#### What you are asked to do
Scan the lines below; pull out those with "Quality".

== Input data ==

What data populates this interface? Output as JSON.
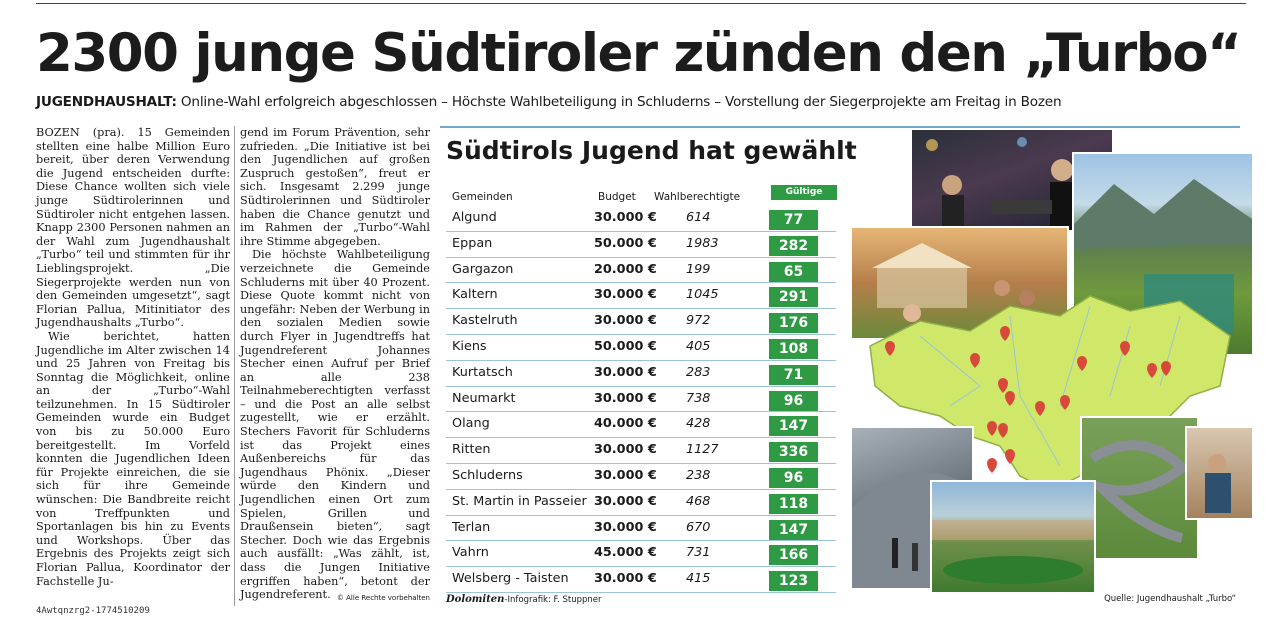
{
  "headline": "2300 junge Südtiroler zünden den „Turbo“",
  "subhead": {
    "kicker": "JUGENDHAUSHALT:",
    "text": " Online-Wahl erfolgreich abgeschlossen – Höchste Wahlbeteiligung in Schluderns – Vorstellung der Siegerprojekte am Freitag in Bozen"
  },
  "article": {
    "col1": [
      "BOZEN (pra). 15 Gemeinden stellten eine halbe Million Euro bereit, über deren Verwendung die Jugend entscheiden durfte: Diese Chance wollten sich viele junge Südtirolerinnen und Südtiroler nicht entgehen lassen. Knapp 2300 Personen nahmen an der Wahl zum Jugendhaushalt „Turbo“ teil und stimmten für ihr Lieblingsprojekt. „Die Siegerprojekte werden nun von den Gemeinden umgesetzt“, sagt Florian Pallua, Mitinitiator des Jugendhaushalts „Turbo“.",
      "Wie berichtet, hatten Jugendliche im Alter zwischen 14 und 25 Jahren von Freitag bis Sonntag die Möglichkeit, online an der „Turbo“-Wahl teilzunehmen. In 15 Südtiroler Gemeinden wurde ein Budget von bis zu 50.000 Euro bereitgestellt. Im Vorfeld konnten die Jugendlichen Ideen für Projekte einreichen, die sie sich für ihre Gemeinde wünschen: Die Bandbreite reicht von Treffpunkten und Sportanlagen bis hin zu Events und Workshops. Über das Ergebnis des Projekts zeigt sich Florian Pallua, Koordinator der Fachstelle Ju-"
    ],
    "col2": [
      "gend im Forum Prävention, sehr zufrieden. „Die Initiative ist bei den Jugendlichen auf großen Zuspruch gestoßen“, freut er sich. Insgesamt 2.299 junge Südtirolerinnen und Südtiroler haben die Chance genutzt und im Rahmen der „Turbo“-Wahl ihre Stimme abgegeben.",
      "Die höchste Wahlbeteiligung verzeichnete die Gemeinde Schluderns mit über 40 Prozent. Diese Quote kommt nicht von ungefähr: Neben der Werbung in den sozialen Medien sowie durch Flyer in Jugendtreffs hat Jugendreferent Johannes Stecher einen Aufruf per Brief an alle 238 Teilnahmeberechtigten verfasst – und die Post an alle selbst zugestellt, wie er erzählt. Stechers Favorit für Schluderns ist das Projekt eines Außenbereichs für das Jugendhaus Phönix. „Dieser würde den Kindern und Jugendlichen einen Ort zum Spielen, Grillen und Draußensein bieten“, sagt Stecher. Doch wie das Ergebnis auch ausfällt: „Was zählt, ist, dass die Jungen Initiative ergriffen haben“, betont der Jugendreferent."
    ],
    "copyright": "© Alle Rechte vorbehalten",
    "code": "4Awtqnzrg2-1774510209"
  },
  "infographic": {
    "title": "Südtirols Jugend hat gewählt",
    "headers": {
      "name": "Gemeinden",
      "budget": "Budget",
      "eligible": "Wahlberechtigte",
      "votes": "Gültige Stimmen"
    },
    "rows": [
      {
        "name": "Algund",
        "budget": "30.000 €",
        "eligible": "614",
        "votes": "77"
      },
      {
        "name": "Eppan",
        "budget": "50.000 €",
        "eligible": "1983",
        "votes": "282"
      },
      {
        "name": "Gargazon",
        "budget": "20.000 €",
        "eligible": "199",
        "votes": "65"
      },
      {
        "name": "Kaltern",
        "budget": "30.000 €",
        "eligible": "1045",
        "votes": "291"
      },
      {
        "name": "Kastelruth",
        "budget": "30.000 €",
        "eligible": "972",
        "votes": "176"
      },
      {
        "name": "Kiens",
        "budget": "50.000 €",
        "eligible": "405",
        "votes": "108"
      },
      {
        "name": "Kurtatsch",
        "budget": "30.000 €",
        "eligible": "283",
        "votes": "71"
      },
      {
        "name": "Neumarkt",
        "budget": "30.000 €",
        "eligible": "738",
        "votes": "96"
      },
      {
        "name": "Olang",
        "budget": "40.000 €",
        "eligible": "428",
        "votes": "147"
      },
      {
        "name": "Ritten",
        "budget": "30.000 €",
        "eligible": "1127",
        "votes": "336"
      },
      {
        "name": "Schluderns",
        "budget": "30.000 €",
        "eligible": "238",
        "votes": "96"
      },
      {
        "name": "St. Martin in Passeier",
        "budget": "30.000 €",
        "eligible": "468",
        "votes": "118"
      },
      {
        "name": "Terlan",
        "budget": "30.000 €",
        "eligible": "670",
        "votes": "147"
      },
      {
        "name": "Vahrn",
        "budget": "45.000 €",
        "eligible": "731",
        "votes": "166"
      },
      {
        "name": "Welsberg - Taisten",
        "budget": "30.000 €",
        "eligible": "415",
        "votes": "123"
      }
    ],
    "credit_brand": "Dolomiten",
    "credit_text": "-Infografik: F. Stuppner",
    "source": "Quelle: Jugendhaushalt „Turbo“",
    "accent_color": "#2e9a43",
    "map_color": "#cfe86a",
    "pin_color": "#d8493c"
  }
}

===
== Input data ==

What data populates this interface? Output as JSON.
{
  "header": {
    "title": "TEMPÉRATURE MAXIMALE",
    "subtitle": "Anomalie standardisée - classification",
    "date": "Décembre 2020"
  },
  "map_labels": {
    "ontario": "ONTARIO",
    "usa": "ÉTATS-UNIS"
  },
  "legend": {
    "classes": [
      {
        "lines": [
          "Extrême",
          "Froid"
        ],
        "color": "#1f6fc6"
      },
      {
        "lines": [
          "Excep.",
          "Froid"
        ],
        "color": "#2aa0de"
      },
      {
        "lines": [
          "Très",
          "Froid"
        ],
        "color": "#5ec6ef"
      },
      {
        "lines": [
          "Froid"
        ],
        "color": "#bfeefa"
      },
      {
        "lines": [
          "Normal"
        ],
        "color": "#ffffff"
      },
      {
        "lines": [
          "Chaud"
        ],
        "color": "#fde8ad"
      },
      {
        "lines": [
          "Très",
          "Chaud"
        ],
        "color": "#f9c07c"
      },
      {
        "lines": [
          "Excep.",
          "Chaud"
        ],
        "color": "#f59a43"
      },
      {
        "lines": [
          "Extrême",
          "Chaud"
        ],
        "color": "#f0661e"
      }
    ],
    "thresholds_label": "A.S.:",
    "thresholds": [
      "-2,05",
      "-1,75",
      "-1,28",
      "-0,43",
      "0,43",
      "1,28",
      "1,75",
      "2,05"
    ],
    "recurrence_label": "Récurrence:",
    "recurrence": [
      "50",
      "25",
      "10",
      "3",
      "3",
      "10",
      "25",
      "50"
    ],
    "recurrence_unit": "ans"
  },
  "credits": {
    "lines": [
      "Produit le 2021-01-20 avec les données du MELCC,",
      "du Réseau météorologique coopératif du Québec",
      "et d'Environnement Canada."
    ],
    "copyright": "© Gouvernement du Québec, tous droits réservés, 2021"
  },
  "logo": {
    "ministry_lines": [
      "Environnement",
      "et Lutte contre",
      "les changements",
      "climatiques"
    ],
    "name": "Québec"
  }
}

===
== Input data ==

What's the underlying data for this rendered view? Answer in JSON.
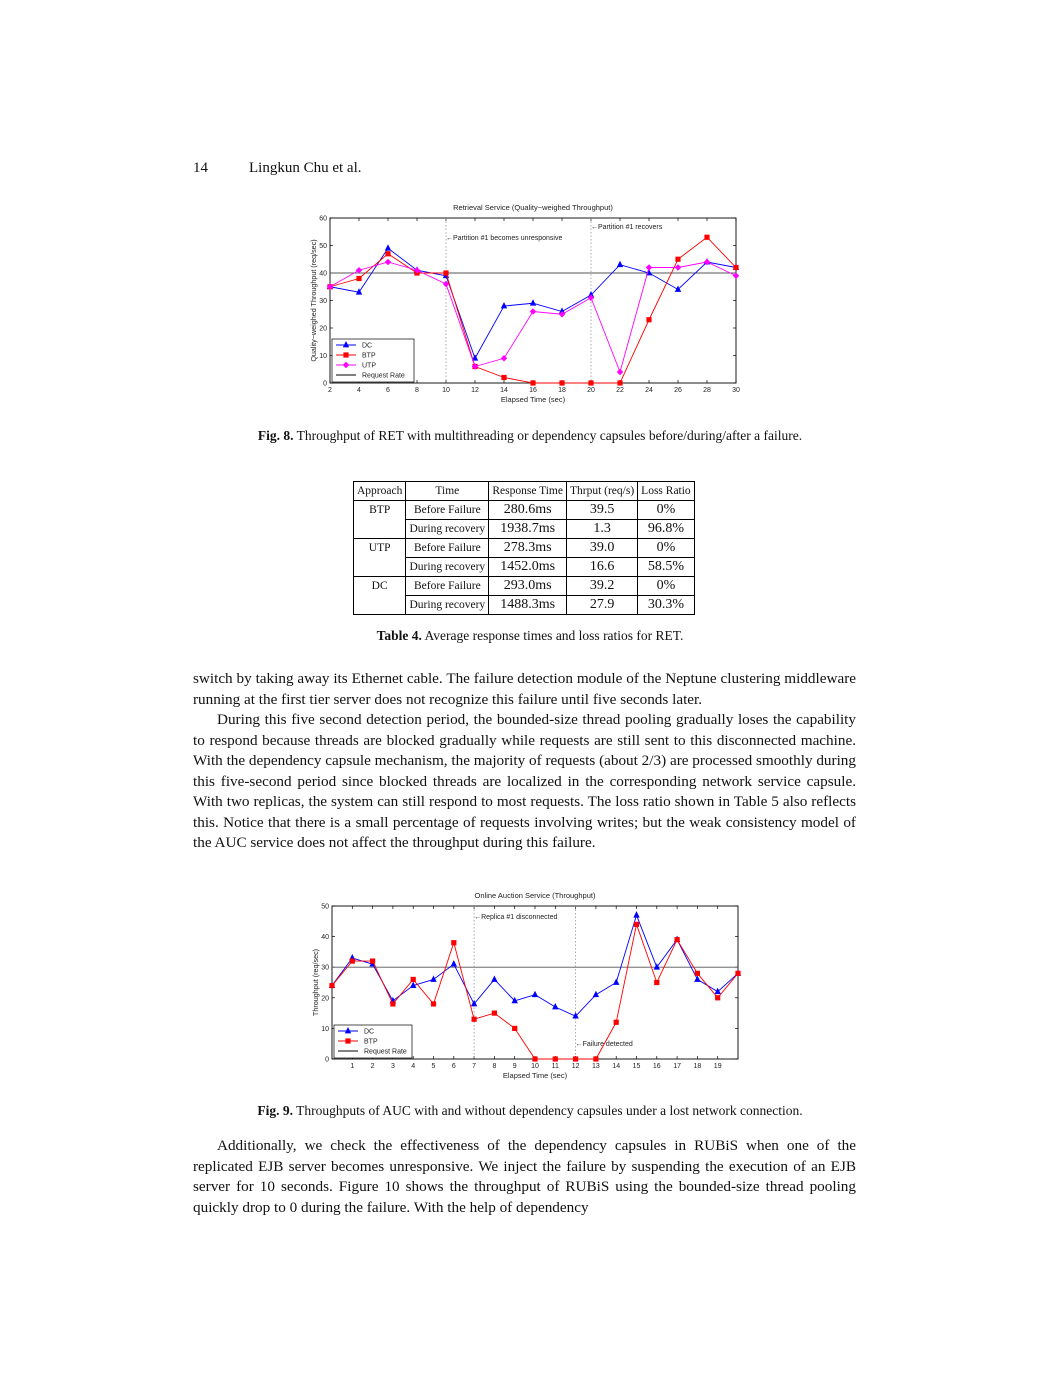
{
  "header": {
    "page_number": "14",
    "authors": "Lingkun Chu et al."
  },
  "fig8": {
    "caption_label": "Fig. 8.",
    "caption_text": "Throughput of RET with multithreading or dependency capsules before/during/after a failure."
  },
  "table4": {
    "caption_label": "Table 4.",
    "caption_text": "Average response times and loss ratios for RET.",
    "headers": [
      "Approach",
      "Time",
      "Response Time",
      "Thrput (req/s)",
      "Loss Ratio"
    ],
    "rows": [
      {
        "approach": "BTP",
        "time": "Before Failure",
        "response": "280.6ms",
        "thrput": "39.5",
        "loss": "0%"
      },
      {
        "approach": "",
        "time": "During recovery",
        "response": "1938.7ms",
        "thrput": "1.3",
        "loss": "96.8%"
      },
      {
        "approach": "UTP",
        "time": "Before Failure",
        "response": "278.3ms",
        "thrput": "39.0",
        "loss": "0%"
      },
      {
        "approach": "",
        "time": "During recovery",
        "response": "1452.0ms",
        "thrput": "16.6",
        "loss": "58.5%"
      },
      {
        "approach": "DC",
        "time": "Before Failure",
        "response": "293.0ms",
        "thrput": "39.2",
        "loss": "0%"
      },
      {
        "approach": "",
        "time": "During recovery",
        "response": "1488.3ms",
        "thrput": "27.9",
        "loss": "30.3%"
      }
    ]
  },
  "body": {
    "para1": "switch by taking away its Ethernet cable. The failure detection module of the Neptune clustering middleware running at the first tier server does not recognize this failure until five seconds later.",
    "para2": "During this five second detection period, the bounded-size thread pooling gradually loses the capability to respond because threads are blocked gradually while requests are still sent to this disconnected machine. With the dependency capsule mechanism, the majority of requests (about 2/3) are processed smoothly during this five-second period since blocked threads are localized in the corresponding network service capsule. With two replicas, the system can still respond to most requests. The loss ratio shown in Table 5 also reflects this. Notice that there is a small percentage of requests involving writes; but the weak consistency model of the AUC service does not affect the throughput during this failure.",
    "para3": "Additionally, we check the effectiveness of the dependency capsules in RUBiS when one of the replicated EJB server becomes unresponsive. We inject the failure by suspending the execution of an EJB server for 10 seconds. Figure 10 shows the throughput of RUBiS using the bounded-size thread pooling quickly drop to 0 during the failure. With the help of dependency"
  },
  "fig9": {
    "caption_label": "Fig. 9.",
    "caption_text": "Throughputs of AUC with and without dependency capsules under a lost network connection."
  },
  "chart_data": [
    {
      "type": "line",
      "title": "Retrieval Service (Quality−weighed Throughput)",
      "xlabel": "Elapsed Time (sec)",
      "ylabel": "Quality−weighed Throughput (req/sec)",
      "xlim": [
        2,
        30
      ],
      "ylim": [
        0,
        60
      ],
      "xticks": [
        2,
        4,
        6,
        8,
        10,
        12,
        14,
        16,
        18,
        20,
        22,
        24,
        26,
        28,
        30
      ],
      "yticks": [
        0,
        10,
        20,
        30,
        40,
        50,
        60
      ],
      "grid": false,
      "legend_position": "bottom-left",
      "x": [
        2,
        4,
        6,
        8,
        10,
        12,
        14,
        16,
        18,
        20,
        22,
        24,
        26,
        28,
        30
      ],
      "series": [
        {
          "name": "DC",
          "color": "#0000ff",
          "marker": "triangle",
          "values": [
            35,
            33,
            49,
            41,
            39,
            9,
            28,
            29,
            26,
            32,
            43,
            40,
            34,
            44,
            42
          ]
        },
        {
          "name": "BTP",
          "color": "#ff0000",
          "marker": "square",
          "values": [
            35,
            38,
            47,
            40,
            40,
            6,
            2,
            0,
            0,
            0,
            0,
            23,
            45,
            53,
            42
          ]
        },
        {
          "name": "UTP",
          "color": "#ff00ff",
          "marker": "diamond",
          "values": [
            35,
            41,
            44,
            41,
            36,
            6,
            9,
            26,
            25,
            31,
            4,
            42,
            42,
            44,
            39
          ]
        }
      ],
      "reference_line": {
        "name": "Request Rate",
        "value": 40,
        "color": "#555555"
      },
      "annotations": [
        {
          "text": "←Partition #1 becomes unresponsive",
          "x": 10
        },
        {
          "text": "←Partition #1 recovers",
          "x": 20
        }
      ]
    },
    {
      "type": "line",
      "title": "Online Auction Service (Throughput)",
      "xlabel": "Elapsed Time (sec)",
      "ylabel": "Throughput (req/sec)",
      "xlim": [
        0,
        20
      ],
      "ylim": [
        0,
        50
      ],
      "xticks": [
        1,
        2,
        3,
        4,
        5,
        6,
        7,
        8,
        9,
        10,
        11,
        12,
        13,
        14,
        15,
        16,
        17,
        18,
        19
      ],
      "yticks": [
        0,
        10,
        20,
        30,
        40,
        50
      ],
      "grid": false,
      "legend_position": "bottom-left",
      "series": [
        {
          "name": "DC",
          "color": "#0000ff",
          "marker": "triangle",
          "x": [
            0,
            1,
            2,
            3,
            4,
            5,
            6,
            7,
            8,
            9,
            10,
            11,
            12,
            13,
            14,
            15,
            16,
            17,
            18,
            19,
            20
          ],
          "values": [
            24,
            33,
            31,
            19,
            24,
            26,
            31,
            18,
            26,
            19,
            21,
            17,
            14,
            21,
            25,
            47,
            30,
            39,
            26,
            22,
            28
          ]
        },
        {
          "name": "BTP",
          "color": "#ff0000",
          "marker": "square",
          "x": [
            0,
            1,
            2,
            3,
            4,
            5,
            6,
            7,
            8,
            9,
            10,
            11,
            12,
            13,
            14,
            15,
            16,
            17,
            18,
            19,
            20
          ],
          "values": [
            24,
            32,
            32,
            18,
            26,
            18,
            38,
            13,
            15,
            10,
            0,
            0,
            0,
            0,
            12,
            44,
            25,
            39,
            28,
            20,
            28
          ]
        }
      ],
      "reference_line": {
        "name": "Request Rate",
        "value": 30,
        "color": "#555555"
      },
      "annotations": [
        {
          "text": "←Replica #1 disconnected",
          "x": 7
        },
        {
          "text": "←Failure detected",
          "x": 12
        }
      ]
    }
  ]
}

===

#### Right answer
      "title": "Retrieval Service (Quality−weighed Throughput)",
      "ylabel": "Quality−weighed Throughput (req/sec)",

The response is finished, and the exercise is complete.